--- START Data shown ---

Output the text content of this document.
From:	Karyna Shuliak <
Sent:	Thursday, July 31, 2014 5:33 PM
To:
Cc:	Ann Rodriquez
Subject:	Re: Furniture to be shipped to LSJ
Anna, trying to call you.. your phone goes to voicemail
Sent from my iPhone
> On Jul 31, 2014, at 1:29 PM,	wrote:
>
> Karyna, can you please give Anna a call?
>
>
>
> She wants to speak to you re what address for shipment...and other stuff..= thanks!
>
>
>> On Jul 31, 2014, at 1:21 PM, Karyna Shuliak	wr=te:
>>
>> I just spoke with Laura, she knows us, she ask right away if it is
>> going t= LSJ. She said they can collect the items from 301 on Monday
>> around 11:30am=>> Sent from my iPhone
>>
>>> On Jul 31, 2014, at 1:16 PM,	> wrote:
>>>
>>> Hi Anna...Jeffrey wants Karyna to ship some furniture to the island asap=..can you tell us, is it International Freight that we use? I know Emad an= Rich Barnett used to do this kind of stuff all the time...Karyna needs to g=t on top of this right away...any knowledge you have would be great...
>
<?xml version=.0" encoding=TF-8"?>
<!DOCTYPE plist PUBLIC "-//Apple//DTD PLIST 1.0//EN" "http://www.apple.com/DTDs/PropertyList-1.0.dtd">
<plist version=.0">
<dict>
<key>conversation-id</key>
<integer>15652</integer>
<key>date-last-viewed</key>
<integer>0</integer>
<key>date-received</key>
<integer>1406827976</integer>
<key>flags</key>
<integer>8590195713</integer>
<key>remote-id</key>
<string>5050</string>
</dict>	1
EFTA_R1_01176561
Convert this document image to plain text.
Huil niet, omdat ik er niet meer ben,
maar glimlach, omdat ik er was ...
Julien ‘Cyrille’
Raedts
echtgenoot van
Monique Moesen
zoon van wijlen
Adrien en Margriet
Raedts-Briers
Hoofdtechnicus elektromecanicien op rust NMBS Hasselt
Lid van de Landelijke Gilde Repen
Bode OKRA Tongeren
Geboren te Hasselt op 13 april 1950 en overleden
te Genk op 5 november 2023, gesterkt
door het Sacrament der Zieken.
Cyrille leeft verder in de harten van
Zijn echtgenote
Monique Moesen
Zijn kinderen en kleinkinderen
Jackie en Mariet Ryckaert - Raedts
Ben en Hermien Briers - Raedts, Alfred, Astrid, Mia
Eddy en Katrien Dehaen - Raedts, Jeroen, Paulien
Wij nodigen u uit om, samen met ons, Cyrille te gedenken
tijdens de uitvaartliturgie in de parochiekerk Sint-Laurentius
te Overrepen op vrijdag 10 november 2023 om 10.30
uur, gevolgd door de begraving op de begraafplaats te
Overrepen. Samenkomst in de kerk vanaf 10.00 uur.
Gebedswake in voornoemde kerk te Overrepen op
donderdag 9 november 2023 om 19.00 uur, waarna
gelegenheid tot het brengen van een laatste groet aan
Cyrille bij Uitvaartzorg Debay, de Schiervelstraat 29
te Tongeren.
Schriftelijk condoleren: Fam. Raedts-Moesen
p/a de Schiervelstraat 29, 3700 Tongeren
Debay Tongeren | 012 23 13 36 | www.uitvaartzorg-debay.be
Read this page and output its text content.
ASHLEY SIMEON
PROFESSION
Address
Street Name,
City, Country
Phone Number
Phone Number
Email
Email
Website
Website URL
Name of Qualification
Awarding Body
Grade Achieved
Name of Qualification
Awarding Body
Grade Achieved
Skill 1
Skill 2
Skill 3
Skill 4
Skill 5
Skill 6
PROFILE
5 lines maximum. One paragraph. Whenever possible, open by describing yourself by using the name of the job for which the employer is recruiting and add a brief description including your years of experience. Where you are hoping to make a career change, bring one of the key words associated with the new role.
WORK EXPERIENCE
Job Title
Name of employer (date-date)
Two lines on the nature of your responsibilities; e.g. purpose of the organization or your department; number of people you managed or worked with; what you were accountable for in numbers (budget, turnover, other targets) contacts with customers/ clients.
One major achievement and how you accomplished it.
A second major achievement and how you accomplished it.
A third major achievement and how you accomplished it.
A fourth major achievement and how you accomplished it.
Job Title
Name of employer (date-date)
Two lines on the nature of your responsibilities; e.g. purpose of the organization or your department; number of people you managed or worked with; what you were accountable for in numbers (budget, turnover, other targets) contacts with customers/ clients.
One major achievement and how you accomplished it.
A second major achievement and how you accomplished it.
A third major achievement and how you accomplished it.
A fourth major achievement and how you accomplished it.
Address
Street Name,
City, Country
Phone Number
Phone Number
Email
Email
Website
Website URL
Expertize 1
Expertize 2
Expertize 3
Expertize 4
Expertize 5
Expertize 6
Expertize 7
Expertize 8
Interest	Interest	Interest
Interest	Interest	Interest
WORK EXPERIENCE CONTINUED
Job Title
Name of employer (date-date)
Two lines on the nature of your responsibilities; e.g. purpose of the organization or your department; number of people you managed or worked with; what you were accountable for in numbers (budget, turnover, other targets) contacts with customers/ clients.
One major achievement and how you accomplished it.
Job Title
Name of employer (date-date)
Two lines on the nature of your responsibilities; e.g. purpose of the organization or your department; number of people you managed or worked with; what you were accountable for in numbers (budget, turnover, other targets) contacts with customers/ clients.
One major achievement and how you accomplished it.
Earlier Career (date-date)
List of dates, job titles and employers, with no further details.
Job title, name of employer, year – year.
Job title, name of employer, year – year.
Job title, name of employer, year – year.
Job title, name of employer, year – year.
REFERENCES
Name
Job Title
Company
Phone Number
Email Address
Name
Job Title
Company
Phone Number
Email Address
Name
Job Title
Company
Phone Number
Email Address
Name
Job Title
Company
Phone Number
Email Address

--- END Data shown ---

Exercise: Your task is to report how many lines of the material include the string "plist". Give the number and no other words.

Exercise output: 2